▼

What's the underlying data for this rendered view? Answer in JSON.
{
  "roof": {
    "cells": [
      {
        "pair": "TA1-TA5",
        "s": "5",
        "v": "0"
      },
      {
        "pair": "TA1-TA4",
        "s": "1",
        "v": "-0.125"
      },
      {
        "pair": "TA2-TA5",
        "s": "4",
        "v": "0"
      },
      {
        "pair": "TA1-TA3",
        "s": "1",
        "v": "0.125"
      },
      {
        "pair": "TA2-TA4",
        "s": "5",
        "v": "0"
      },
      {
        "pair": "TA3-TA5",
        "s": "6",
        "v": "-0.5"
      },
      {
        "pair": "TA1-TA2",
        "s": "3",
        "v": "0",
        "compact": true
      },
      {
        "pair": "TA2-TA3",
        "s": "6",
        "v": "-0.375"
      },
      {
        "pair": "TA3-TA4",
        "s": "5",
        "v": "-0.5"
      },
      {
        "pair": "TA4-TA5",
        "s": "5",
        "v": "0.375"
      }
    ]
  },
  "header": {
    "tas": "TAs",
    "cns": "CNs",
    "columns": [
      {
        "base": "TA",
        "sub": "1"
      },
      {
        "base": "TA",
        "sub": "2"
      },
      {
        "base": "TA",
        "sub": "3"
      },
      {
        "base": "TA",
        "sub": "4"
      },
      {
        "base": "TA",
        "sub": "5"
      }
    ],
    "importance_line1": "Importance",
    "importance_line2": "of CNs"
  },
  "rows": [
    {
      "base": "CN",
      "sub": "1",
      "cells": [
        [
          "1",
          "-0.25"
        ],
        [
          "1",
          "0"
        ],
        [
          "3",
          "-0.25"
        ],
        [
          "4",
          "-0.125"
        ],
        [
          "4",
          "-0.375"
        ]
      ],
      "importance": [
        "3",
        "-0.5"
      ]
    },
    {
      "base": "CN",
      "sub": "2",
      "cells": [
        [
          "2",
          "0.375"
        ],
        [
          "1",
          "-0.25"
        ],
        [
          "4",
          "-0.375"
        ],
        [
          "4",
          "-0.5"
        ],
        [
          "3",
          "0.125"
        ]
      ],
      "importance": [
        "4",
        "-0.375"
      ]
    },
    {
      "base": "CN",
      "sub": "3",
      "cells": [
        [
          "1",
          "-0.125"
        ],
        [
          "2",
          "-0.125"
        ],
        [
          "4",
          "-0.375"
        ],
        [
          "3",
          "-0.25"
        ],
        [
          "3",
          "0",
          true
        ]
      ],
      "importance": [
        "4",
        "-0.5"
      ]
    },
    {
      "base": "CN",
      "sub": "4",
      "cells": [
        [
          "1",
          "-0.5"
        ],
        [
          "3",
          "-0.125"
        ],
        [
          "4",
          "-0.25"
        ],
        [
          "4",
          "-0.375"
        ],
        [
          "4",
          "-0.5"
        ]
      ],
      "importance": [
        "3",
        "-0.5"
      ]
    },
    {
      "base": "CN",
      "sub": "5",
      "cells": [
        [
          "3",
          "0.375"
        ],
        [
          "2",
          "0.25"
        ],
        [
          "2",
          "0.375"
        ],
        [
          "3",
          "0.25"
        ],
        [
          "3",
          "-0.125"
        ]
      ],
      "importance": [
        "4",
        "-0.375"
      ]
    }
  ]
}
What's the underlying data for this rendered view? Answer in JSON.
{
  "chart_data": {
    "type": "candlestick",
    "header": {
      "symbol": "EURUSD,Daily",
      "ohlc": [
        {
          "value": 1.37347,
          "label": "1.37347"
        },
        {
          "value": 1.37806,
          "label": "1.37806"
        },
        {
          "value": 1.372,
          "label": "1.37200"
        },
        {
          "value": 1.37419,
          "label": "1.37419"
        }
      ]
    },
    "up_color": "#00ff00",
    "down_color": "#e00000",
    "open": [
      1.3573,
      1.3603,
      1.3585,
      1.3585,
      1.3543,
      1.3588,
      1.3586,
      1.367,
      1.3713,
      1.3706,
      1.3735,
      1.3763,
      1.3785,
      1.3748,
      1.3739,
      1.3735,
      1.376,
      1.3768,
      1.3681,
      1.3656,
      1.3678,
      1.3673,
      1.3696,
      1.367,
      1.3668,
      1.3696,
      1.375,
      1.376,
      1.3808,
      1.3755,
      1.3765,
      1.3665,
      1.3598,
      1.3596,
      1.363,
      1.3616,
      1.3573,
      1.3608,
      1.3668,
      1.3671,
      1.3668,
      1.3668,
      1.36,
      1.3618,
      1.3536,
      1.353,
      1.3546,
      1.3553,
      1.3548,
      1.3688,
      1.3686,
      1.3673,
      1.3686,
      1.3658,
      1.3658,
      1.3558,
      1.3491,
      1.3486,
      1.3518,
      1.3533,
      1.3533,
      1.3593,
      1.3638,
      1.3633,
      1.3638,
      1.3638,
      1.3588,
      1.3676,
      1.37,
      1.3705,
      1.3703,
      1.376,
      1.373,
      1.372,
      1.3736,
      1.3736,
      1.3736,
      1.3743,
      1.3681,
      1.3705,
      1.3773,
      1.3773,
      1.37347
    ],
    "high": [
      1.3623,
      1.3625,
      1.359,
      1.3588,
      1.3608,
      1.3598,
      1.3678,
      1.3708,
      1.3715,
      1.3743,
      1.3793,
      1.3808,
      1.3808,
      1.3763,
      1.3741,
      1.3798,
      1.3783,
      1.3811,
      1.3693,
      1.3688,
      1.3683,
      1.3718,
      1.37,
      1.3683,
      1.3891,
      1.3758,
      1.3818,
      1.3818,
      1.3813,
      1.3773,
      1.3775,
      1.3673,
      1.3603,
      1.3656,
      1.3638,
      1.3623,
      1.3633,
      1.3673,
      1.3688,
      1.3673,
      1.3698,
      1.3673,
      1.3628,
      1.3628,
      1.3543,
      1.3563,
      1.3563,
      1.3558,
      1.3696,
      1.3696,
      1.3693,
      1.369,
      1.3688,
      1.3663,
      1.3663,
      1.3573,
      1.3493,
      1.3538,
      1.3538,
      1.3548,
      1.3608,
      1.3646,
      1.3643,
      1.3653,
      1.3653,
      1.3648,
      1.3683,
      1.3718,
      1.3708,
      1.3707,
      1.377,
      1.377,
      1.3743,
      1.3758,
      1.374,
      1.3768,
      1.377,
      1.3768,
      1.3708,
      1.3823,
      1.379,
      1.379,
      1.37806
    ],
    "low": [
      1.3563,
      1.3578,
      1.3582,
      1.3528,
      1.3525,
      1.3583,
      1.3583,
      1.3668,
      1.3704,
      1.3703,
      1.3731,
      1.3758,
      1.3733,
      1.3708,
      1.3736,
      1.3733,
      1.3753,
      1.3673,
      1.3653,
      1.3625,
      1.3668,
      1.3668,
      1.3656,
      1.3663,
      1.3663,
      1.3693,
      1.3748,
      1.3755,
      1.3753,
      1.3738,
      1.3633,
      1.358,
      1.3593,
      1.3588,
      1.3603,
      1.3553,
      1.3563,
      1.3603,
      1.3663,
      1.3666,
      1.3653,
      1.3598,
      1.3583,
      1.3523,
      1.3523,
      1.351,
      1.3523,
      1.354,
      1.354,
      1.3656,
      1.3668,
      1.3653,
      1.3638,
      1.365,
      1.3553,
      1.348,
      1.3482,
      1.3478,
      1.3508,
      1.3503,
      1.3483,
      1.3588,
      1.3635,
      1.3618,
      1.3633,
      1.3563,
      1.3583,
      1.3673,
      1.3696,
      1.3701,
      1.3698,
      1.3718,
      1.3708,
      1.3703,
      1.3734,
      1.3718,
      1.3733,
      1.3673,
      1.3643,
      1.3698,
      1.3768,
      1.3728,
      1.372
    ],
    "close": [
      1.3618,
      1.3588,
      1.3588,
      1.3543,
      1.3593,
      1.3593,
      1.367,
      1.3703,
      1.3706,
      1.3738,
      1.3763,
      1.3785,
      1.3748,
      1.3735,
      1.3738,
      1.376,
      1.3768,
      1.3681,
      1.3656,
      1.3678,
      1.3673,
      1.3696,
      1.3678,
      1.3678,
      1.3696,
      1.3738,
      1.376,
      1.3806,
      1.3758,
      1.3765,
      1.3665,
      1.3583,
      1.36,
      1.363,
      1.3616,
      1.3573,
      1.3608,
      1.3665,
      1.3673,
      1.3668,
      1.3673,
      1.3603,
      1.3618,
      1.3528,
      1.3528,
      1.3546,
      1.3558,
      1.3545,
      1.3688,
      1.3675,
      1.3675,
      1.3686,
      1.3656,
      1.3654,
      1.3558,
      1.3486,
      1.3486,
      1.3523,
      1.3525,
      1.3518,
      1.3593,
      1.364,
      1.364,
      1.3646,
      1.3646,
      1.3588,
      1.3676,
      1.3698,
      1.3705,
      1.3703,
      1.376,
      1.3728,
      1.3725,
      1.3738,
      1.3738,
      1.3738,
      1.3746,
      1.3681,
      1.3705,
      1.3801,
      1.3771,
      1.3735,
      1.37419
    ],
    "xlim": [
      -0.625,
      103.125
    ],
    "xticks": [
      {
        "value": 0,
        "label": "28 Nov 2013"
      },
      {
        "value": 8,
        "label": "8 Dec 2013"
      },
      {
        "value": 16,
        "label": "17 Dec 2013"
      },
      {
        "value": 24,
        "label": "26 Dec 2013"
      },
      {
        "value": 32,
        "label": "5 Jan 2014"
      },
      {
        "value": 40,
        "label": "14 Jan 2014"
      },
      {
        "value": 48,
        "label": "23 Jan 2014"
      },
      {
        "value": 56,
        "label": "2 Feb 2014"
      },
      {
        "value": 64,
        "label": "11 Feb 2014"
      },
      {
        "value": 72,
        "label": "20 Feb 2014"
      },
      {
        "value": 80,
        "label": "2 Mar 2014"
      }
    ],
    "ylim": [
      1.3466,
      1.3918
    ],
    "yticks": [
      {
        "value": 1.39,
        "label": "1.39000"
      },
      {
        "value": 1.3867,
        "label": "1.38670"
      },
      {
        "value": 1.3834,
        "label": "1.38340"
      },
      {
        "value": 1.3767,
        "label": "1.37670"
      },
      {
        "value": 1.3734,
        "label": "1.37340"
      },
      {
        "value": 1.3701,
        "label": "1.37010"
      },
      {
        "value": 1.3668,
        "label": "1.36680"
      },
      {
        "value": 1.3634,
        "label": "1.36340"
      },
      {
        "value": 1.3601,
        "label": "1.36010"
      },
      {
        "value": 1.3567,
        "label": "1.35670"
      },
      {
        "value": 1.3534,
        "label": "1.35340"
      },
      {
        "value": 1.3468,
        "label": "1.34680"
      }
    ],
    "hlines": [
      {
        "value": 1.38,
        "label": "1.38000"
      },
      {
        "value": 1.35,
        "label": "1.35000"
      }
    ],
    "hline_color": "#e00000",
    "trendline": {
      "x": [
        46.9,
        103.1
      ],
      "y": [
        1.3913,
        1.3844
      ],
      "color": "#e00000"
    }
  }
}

▲

#### [SHORT EXERCISE]
From the entries above, copy every line that holds the word "pair".

#### [FULL ANSWER]
        "pair": "TA1-TA5",
        "pair": "TA1-TA4",
        "pair": "TA2-TA5",
        "pair": "TA1-TA3",
        "pair": "TA2-TA4",
        "pair": "TA3-TA5",
        "pair": "TA1-TA2",
        "pair": "TA2-TA3",
        "pair": "TA3-TA4",
        "pair": "TA4-TA5",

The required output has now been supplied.